Aim of the exercise: Each record needs to be echoed exactly; can you do that?

Data entries:

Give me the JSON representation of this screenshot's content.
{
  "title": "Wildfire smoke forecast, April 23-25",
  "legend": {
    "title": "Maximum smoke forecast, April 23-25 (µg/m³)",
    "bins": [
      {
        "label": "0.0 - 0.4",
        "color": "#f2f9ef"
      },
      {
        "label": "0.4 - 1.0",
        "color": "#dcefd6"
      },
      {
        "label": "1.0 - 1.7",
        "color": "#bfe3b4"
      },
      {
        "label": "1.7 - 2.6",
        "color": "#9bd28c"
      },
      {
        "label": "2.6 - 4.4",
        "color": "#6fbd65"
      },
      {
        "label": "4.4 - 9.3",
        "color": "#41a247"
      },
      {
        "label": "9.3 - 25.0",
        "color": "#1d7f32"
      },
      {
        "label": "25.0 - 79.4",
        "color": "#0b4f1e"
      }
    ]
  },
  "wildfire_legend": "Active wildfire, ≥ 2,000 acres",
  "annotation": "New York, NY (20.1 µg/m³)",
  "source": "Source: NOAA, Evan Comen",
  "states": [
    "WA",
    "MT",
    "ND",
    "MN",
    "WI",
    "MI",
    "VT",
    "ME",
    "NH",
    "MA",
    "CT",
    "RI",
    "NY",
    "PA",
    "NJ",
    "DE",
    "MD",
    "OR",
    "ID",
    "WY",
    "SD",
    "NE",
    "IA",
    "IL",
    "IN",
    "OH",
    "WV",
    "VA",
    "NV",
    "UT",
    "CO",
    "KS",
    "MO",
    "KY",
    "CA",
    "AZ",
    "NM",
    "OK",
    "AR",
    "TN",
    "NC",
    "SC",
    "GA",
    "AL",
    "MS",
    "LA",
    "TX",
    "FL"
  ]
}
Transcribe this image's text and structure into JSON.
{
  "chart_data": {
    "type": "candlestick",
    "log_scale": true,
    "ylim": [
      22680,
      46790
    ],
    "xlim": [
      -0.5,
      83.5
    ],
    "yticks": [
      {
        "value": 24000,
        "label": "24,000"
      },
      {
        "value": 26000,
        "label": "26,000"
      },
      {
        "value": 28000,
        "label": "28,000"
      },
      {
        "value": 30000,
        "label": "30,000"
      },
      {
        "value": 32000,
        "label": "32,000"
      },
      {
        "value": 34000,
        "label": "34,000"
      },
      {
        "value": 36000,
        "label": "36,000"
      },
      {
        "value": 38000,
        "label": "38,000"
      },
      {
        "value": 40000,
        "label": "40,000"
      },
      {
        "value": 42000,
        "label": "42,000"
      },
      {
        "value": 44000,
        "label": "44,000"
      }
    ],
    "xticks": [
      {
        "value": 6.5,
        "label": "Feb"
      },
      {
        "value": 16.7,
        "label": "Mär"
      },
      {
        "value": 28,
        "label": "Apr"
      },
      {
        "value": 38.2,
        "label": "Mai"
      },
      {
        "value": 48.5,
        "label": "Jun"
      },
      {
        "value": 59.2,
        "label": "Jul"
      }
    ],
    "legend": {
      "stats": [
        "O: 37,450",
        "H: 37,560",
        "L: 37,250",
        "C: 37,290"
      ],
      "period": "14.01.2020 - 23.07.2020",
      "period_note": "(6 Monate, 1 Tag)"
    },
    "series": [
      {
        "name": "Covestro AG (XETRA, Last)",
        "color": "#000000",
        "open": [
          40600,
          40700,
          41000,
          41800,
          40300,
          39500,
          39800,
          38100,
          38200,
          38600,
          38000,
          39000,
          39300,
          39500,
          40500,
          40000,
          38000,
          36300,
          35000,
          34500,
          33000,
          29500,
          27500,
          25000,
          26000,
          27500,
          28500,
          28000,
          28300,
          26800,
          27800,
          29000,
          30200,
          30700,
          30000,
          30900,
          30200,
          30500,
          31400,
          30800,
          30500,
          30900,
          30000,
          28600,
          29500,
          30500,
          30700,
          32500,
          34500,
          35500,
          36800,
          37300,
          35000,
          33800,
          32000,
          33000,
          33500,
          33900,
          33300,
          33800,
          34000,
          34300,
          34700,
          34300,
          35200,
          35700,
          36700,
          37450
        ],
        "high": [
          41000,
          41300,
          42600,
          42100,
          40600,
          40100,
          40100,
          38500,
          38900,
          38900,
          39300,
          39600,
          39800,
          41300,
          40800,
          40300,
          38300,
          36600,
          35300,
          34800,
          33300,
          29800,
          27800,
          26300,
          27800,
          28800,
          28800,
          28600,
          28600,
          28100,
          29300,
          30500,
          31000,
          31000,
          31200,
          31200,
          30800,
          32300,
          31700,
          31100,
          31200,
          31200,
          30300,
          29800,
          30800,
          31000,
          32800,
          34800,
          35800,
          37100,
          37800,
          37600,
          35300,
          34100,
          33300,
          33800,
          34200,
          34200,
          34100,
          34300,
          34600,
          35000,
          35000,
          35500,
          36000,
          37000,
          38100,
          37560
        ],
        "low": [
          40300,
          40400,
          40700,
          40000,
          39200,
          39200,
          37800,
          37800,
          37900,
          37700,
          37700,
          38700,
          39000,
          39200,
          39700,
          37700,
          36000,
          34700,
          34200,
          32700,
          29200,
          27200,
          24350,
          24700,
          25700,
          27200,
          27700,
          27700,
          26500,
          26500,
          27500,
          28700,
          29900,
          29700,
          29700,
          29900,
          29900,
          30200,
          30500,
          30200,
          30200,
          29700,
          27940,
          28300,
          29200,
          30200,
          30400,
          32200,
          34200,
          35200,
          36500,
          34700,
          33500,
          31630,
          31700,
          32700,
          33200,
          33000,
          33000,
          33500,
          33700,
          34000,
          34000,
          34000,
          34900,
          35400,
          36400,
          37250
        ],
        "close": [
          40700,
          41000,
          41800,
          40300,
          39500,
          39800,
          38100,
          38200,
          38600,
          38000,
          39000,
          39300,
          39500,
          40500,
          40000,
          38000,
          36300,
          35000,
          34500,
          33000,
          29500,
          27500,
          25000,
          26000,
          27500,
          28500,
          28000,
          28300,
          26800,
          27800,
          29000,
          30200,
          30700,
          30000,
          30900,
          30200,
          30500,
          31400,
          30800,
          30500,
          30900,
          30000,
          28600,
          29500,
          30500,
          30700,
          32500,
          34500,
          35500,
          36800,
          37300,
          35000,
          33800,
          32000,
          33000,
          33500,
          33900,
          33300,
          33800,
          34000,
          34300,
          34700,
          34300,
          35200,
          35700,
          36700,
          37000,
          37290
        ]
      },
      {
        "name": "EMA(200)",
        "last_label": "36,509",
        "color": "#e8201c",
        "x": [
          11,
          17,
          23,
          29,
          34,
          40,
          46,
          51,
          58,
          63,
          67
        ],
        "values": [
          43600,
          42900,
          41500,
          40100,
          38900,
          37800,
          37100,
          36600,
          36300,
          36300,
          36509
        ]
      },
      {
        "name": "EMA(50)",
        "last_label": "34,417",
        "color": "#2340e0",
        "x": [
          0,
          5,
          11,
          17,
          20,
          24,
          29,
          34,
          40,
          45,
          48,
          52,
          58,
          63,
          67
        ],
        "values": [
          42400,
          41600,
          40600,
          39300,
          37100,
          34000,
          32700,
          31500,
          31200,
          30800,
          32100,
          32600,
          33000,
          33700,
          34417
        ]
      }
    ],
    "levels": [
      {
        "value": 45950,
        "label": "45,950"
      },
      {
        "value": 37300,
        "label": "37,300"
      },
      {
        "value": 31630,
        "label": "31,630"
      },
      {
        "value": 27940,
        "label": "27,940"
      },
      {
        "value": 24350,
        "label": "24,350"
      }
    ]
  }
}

Exercise solution:
Give me the JSON representation of this screenshot's content.
{
  "title": "Wildfire smoke forecast, April 23-25",
  "legend": {
    "title": "Maximum smoke forecast, April 23-25 (µg/m³)",
    "bins": [
      {
        "label": "0.0 - 0.4",
        "color": "#f2f9ef"
      },
      {
        "label": "0.4 - 1.0",
        "color": "#dcefd6"
      },
      {
        "label": "1.0 - 1.7",
        "color": "#bfe3b4"
      },
      {
        "label": "1.7 - 2.6",
        "color": "#9bd28c"
      },
      {
        "label": "2.6 - 4.4",
        "color": "#6fbd65"
      },
      {
        "label": "4.4 - 9.3",
        "color": "#41a247"
      },
      {
        "label": "9.3 - 25.0",
        "color": "#1d7f32"
      },
      {
        "label": "25.0 - 79.4",
        "color": "#0b4f1e"
      }
    ]
  },
  "wildfire_legend": "Active wildfire, ≥ 2,000 acres",
  "annotation": "New York, NY (20.1 µg/m³)",
  "source": "Source: NOAA, Evan Comen",
  "states": [
    "WA",
    "MT",
    "ND",
    "MN",
    "WI",
    "MI",
    "VT",
    "ME",
    "NH",
    "MA",
    "CT",
    "RI",
    "NY",
    "PA",
    "NJ",
    "DE",
    "MD",
    "OR",
    "ID",
    "WY",
    "SD",
    "NE",
    "IA",
    "IL",
    "IN",
    "OH",
    "WV",
    "VA",
    "NV",
    "UT",
    "CO",
    "KS",
    "MO",
    "KY",
    "CA",
    "AZ",
    "NM",
    "OK",
    "AR",
    "TN",
    "NC",
    "SC",
    "GA",
    "AL",
    "MS",
    "LA",
    "TX",
    "FL"
  ]
}
Transcribe this image's text and structure into JSON.
{
  "chart_data": {
    "type": "candlestick",
    "log_scale": true,
    "ylim": [
      22680,
      46790
    ],
    "xlim": [
      -0.5,
      83.5
    ],
    "yticks": [
      {
        "value": 24000,
        "label": "24,000"
      },
      {
        "value": 26000,
        "label": "26,000"
      },
      {
        "value": 28000,
        "label": "28,000"
      },
      {
        "value": 30000,
        "label": "30,000"
      },
      {
        "value": 32000,
        "label": "32,000"
      },
      {
        "value": 34000,
        "label": "34,000"
      },
      {
        "value": 36000,
        "label": "36,000"
      },
      {
        "value": 38000,
        "label": "38,000"
      },
      {
        "value": 40000,
        "label": "40,000"
      },
      {
        "value": 42000,
        "label": "42,000"
      },
      {
        "value": 44000,
        "label": "44,000"
      }
    ],
    "xticks": [
      {
        "value": 6.5,
        "label": "Feb"
      },
      {
        "value": 16.7,
        "label": "Mär"
      },
      {
        "value": 28,
        "label": "Apr"
      },
      {
        "value": 38.2,
        "label": "Mai"
      },
      {
        "value": 48.5,
        "label": "Jun"
      },
      {
        "value": 59.2,
        "label": "Jul"
      }
    ],
    "legend": {
      "stats": [
        "O: 37,450",
        "H: 37,560",
        "L: 37,250",
        "C: 37,290"
      ],
      "period": "14.01.2020 - 23.07.2020",
      "period_note": "(6 Monate, 1 Tag)"
    },
    "series": [
      {
        "name": "Covestro AG (XETRA, Last)",
        "color": "#000000",
        "open": [
          40600,
          40700,
          41000,
          41800,
          40300,
          39500,
          39800,
          38100,
          38200,
          38600,
          38000,
          39000,
          39300,
          39500,
          40500,
          40000,
          38000,
          36300,
          35000,
          34500,
          33000,
          29500,
          27500,
          25000,
          26000,
          27500,
          28500,
          28000,
          28300,
          26800,
          27800,
          29000,
          30200,
          30700,
          30000,
          30900,
          30200,
          30500,
          31400,
          30800,
          30500,
          30900,
          30000,
          28600,
          29500,
          30500,
          30700,
          32500,
          34500,
          35500,
          36800,
          37300,
          35000,
          33800,
          32000,
          33000,
          33500,
          33900,
          33300,
          33800,
          34000,
          34300,
          34700,
          34300,
          35200,
          35700,
          36700,
          37450
        ],
        "high": [
          41000,
          41300,
          42600,
          42100,
          40600,
          40100,
          40100,
          38500,
          38900,
          38900,
          39300,
          39600,
          39800,
          41300,
          40800,
          40300,
          38300,
          36600,
          35300,
          34800,
          33300,
          29800,
          27800,
          26300,
          27800,
          28800,
          28800,
          28600,
          28600,
          28100,
          29300,
          30500,
          31000,
          31000,
          31200,
          31200,
          30800,
          32300,
          31700,
          31100,
          31200,
          31200,
          30300,
          29800,
          30800,
          31000,
          32800,
          34800,
          35800,
          37100,
          37800,
          37600,
          35300,
          34100,
          33300,
          33800,
          34200,
          34200,
          34100,
          34300,
          34600,
          35000,
          35000,
          35500,
          36000,
          37000,
          38100,
          37560
        ],
        "low": [
          40300,
          40400,
          40700,
          40000,
          39200,
          39200,
          37800,
          37800,
          37900,
          37700,
          37700,
          38700,
          39000,
          39200,
          39700,
          37700,
          36000,
          34700,
          34200,
          32700,
          29200,
          27200,
          24350,
          24700,
          25700,
          27200,
          27700,
          27700,
          26500,
          26500,
          27500,
          28700,
          29900,
          29700,
          29700,
          29900,
          29900,
          30200,
          30500,
          30200,
          30200,
          29700,
          27940,
          28300,
          29200,
          30200,
          30400,
          32200,
          34200,
          35200,
          36500,
          34700,
          33500,
          31630,
          31700,
          32700,
          33200,
          33000,
          33000,
          33500,
          33700,
          34000,
          34000,
          34000,
          34900,
          35400,
          36400,
          37250
        ],
        "close": [
          40700,
          41000,
          41800,
          40300,
          39500,
          39800,
          38100,
          38200,
          38600,
          38000,
          39000,
          39300,
          39500,
          40500,
          40000,
          38000,
          36300,
          35000,
          34500,
          33000,
          29500,
          27500,
          25000,
          26000,
          27500,
          28500,
          28000,
          28300,
          26800,
          27800,
          29000,
          30200,
          30700,
          30000,
          30900,
          30200,
          30500,
          31400,
          30800,
          30500,
          30900,
          30000,
          28600,
          29500,
          30500,
          30700,
          32500,
          34500,
          35500,
          36800,
          37300,
          35000,
          33800,
          32000,
          33000,
          33500,
          33900,
          33300,
          33800,
          34000,
          34300,
          34700,
          34300,
          35200,
          35700,
          36700,
          37000,
          37290
        ]
      },
      {
        "name": "EMA(200)",
        "last_label": "36,509",
        "color": "#e8201c",
        "x": [
          11,
          17,
          23,
          29,
          34,
          40,
          46,
          51,
          58,
          63,
          67
        ],
        "values": [
          43600,
          42900,
          41500,
          40100,
          38900,
          37800,
          37100,
          36600,
          36300,
          36300,
          36509
        ]
      },
      {
        "name": "EMA(50)",
        "last_label": "34,417",
        "color": "#2340e0",
        "x": [
          0,
          5,
          11,
          17,
          20,
          24,
          29,
          34,
          40,
          45,
          48,
          52,
          58,
          63,
          67
        ],
        "values": [
          42400,
          41600,
          40600,
          39300,
          37100,
          34000,
          32700,
          31500,
          31200,
          30800,
          32100,
          32600,
          33000,
          33700,
          34417
        ]
      }
    ],
    "levels": [
      {
        "value": 45950,
        "label": "45,950"
      },
      {
        "value": 37300,
        "label": "37,300"
      },
      {
        "value": 31630,
        "label": "31,630"
      },
      {
        "value": 27940,
        "label": "27,940"
      },
      {
        "value": 24350,
        "label": "24,350"
      }
    ]
  }
}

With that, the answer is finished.